■ Dataset entries
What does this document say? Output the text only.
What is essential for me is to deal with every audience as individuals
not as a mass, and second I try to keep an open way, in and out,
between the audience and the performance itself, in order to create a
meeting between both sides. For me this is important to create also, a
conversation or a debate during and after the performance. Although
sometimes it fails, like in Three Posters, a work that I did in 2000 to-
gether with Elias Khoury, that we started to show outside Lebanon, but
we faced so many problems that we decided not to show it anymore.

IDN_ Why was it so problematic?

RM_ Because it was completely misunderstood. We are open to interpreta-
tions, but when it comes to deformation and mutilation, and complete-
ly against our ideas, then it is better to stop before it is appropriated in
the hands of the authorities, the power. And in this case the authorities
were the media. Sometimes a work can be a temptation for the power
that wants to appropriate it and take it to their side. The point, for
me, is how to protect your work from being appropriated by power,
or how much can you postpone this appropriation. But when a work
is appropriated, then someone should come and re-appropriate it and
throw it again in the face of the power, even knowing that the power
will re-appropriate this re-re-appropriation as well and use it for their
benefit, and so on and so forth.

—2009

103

■ What to do
Set all of the entries down again, exactly as they were given.

■ Finished exercise
What does this document say? Output the text only.
What is essential for me is to deal with every audience as individuals
not as a mass, and second I try to keep an open way, in and out,
between the audience and the performance itself, in order to create a
meeting between both sides. For me this is important to create also, a
conversation or a debate during and after the performance. Although
sometimes it fails, like in Three Posters, a work that I did in 2000 to-
gether with Elias Khoury, that we started to show outside Lebanon, but
we faced so many problems that we decided not to show it anymore.

IDN_ Why was it so problematic?

RM_ Because it was completely misunderstood. We are open to interpreta-
tions, but when it comes to deformation and mutilation, and complete-
ly against our ideas, then it is better to stop before it is appropriated in
the hands of the authorities, the power. And in this case the authorities
were the media. Sometimes a work can be a temptation for the power
that wants to appropriate it and take it to their side. The point, for
me, is how to protect your work from being appropriated by power,
or how much can you postpone this appropriation. But when a work
is appropriated, then someone should come and re-appropriate it and
throw it again in the face of the power, even knowing that the power
will re-appropriate this re-re-appropriation as well and use it for their
benefit, and so on and so forth.

—2009

103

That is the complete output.